- STATED EXERCISE -
In the material below, identify each line bearing the word "name". Reproduce those lines.

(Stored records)
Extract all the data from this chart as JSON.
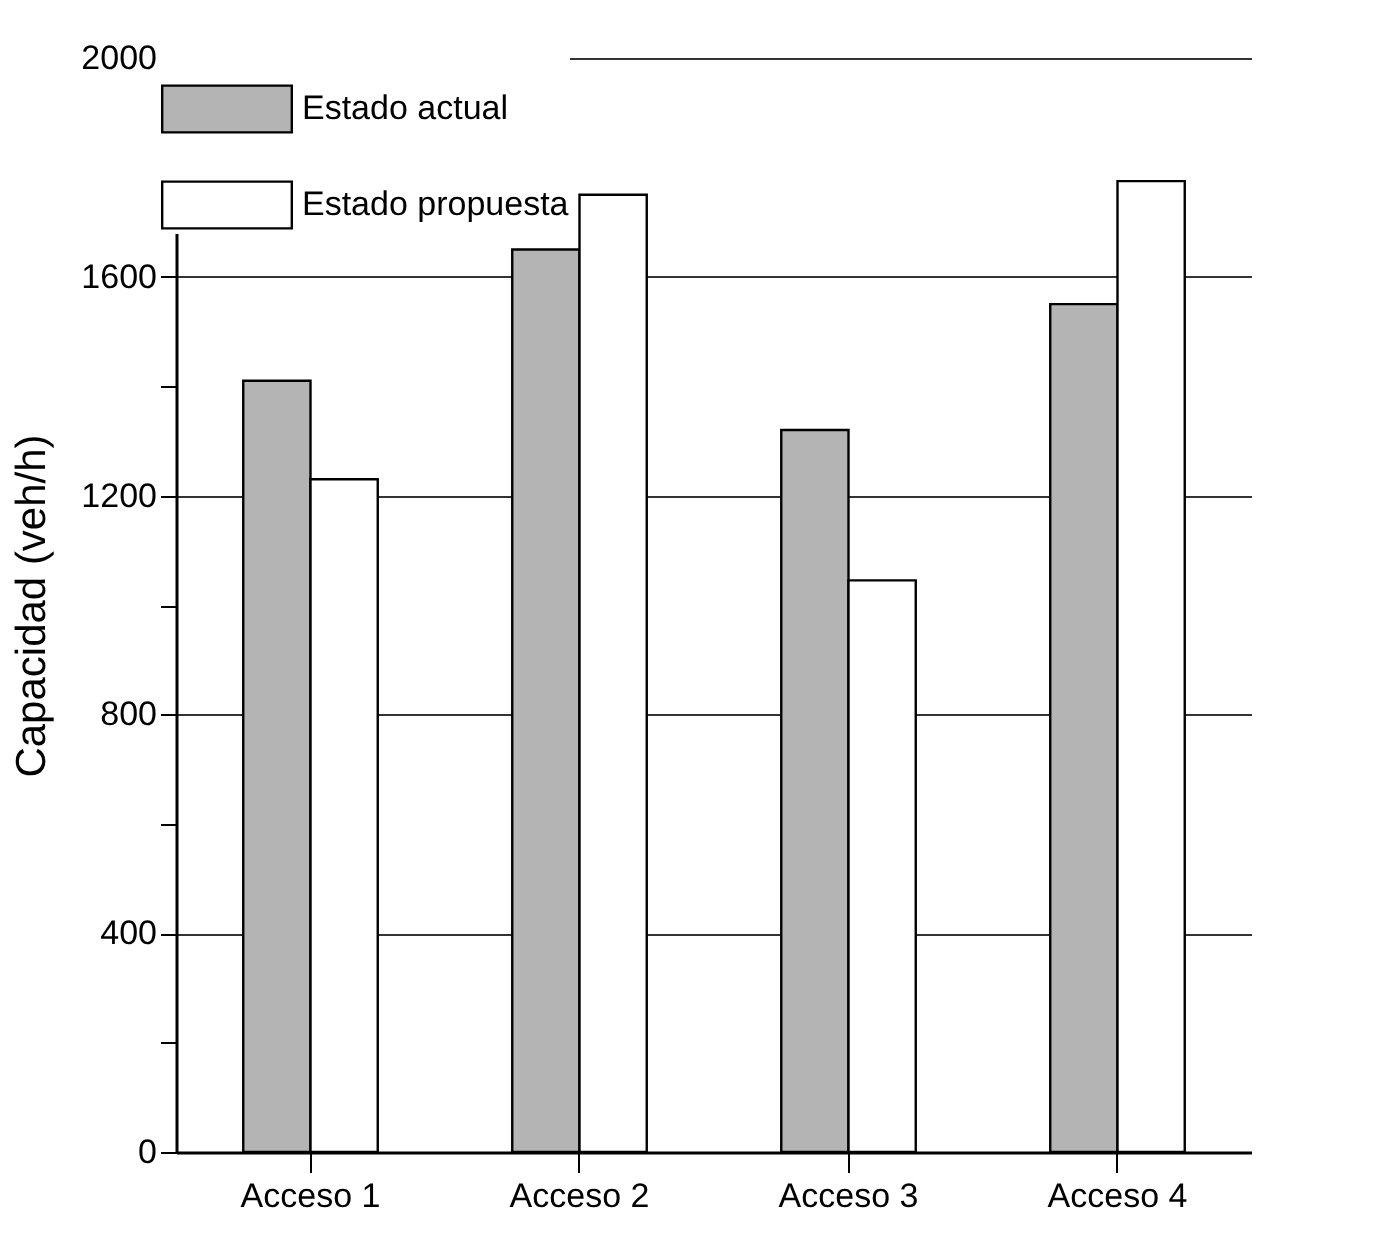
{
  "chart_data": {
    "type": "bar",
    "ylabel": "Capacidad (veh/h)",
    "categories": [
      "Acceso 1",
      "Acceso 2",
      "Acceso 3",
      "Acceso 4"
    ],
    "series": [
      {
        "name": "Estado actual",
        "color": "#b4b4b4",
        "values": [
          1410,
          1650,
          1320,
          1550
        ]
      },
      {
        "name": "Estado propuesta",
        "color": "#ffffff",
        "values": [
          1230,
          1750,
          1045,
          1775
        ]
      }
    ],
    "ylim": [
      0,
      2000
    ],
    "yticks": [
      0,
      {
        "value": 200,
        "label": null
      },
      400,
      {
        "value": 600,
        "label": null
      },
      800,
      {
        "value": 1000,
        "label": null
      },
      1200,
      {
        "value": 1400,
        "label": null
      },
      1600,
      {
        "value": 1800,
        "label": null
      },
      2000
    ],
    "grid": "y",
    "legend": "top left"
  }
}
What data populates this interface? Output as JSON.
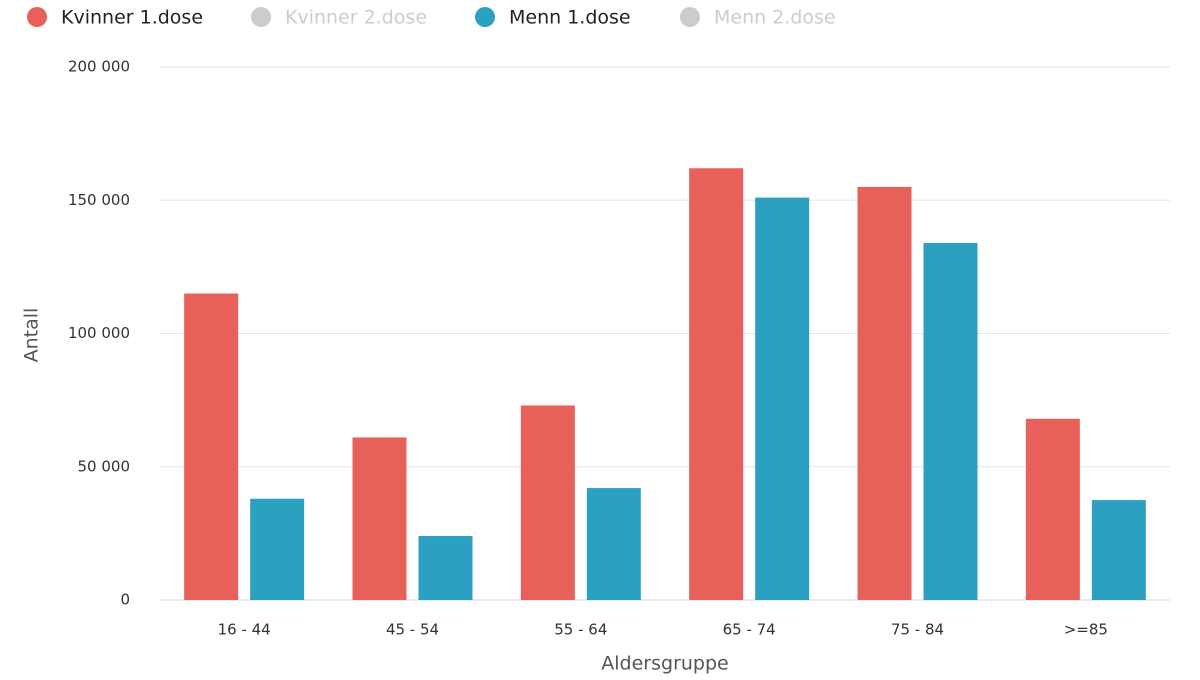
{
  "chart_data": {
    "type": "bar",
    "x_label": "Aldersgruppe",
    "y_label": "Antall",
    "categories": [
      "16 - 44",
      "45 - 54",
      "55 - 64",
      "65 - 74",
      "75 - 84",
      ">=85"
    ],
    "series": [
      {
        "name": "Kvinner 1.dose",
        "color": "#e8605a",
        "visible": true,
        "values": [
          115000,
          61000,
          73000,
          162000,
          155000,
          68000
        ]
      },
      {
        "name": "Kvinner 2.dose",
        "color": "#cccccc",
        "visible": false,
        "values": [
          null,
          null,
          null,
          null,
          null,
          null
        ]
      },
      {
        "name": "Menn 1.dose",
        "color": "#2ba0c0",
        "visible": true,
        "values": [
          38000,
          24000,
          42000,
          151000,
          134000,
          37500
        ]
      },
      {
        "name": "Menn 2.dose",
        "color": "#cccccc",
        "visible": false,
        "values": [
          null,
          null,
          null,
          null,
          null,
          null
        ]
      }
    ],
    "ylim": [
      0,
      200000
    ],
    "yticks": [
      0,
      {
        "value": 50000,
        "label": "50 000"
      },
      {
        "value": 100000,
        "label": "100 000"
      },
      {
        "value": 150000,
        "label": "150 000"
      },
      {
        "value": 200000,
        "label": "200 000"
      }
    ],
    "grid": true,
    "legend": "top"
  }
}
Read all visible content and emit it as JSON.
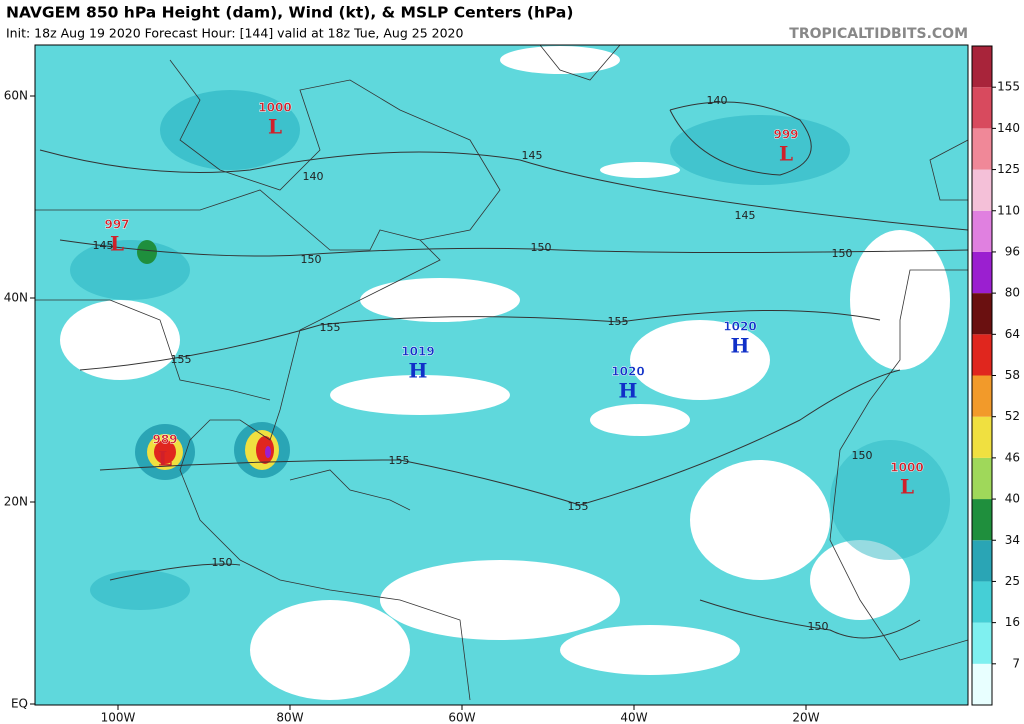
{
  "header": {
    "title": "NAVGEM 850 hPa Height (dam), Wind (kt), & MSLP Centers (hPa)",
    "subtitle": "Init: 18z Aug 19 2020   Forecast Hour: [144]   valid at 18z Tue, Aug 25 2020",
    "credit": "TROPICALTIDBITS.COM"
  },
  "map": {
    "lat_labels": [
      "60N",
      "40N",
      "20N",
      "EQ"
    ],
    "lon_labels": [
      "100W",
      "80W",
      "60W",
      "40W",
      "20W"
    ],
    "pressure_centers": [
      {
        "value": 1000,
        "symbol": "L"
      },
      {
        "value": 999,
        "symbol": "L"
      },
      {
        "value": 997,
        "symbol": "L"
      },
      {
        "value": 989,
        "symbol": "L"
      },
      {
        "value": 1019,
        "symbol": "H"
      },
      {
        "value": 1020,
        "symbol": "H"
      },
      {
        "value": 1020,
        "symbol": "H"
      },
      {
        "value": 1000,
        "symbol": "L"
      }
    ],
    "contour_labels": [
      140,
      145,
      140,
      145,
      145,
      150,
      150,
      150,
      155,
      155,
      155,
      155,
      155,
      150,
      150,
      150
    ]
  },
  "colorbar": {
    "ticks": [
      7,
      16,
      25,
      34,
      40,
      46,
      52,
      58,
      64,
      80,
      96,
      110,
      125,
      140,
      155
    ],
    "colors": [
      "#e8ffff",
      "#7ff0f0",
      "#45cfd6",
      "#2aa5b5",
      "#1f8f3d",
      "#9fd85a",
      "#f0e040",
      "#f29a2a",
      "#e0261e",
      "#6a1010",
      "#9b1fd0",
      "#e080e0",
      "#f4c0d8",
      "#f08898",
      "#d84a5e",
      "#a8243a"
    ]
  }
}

- RESULT OF THIS TASK -
        "name": "Estado actual",
        "name": "Estado propuesta",
        "name": "Kvinner 1.dose",
        "name": "Kvinner 2.dose",
        "name": "Menn 1.dose",
        "name": "Menn 2.dose",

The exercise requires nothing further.